(Extracted data entries)
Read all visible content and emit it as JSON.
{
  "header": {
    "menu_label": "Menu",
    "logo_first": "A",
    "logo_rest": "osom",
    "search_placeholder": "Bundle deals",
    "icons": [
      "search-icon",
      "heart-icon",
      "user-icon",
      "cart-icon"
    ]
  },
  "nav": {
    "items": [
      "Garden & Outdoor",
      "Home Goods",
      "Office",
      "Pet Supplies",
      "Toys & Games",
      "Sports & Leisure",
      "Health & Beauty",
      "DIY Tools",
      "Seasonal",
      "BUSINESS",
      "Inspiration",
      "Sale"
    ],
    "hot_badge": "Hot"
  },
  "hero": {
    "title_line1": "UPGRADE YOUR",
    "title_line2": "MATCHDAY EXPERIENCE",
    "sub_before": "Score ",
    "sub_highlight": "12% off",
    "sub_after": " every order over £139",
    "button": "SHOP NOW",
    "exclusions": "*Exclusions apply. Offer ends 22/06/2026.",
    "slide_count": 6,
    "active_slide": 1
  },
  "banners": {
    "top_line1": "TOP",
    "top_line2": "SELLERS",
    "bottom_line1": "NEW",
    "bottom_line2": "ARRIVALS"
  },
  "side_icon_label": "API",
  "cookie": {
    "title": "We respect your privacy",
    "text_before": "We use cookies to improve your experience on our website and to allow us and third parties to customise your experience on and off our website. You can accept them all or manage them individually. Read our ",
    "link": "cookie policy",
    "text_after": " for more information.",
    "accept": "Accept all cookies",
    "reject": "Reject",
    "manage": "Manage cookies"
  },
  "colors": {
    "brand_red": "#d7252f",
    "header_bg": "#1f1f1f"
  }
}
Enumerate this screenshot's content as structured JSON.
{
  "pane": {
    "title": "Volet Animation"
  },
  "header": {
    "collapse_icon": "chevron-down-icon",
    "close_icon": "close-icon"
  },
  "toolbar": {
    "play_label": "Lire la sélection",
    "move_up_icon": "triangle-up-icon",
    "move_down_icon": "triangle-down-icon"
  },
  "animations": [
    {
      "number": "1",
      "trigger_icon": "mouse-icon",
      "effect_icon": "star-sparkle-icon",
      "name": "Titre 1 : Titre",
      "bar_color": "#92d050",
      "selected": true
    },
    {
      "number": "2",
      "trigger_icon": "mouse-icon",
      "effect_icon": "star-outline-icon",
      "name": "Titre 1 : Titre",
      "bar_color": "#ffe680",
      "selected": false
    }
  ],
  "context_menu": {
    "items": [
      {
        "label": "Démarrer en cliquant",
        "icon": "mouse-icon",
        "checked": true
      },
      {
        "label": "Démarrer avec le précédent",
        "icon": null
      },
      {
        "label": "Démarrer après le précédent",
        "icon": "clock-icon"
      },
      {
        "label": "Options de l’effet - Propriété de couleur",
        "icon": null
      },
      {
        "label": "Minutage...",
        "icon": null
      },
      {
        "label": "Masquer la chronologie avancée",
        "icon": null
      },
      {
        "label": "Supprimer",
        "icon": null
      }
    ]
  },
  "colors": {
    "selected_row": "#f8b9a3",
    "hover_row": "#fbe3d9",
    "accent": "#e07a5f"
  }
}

#### [What needs to be done]
Check every line of the material for the string "JSON" and give the number of lines that have it, without anything else.

#### [Expected answer]
2